= GOAL OF THE EXERCISE =
Repeat every line of the listing below exactly, minus the pictures.

# RECORDS TO PROCESS start

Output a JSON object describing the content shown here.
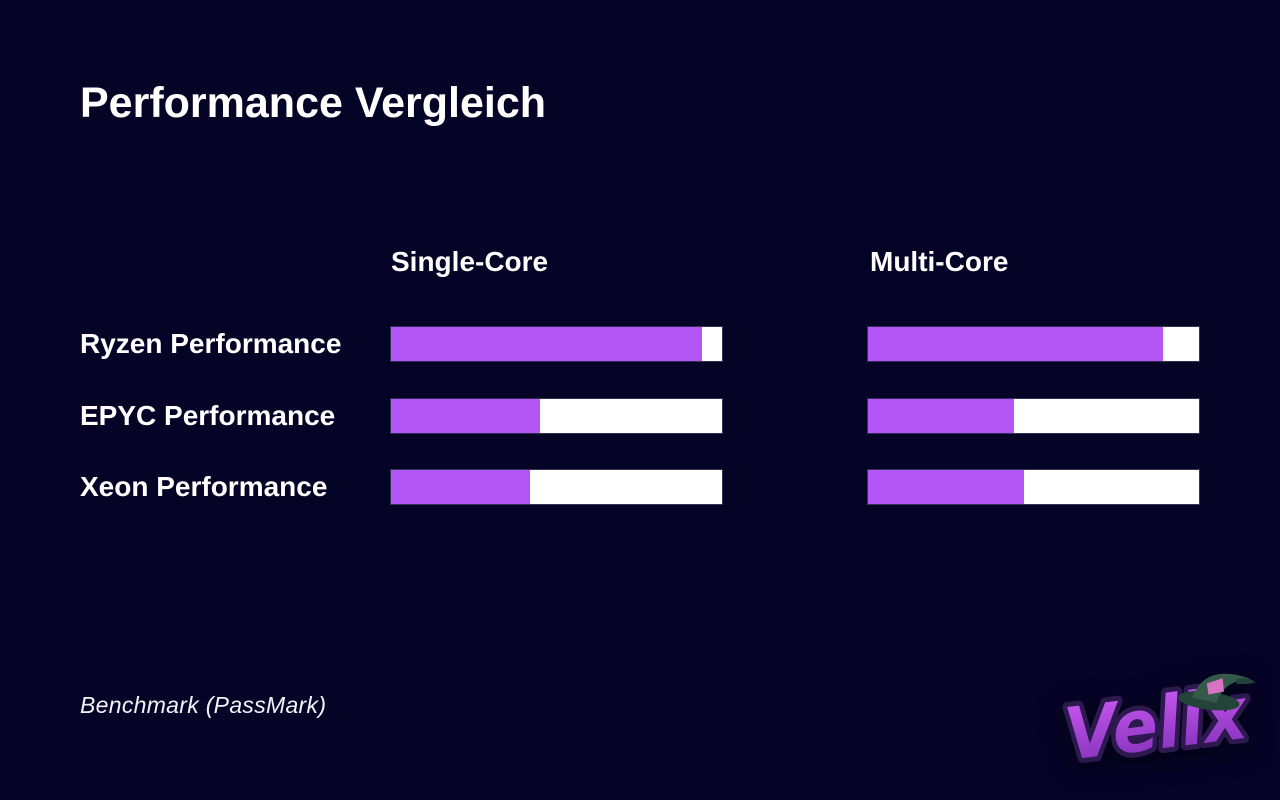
{
  "slide": {
    "title": "Performance Vergleich",
    "source_note": "Benchmark (PassMark)",
    "logo_text": "Velix"
  },
  "colors": {
    "background": "#050427",
    "text": "#ffffff",
    "bar_fill": "#b455f5",
    "bar_track": "#ffffff",
    "logo_purple_light": "#cf5af5",
    "logo_purple_dark": "#7c2fb5",
    "logo_outline": "#2d1850",
    "hat_green_dark": "#24433a",
    "hat_green_light": "#35594b",
    "hat_band_pink": "#d873c2"
  },
  "chart_data": {
    "type": "bar",
    "orientation": "horizontal",
    "title": "Performance Vergleich",
    "categories": [
      "Ryzen Performance",
      "EPYC Performance",
      "Xeon Performance"
    ],
    "series": [
      {
        "name": "Single-Core",
        "values": [
          94,
          45,
          42
        ]
      },
      {
        "name": "Multi-Core",
        "values": [
          89,
          44,
          47
        ]
      }
    ],
    "value_unit": "percent of full bar track",
    "xlim": [
      0,
      100
    ],
    "grid": false,
    "legend_position": "column headers above bars",
    "source_note": "Benchmark (PassMark)"
  }
}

# RECORDS TO PROCESS end

= FULL SOLUTION =
Output a JSON object describing the content shown here.
{
  "slide": {
    "title": "Performance Vergleich",
    "source_note": "Benchmark (PassMark)",
    "logo_text": "Velix"
  },
  "colors": {
    "background": "#050427",
    "text": "#ffffff",
    "bar_fill": "#b455f5",
    "bar_track": "#ffffff",
    "logo_purple_light": "#cf5af5",
    "logo_purple_dark": "#7c2fb5",
    "logo_outline": "#2d1850",
    "hat_green_dark": "#24433a",
    "hat_green_light": "#35594b",
    "hat_band_pink": "#d873c2"
  },
  "chart_data": {
    "type": "bar",
    "orientation": "horizontal",
    "title": "Performance Vergleich",
    "categories": [
      "Ryzen Performance",
      "EPYC Performance",
      "Xeon Performance"
    ],
    "series": [
      {
        "name": "Single-Core",
        "values": [
          94,
          45,
          42
        ]
      },
      {
        "name": "Multi-Core",
        "values": [
          89,
          44,
          47
        ]
      }
    ],
    "value_unit": "percent of full bar track",
    "xlim": [
      0,
      100
    ],
    "grid": false,
    "legend_position": "column headers above bars",
    "source_note": "Benchmark (PassMark)"
  }
}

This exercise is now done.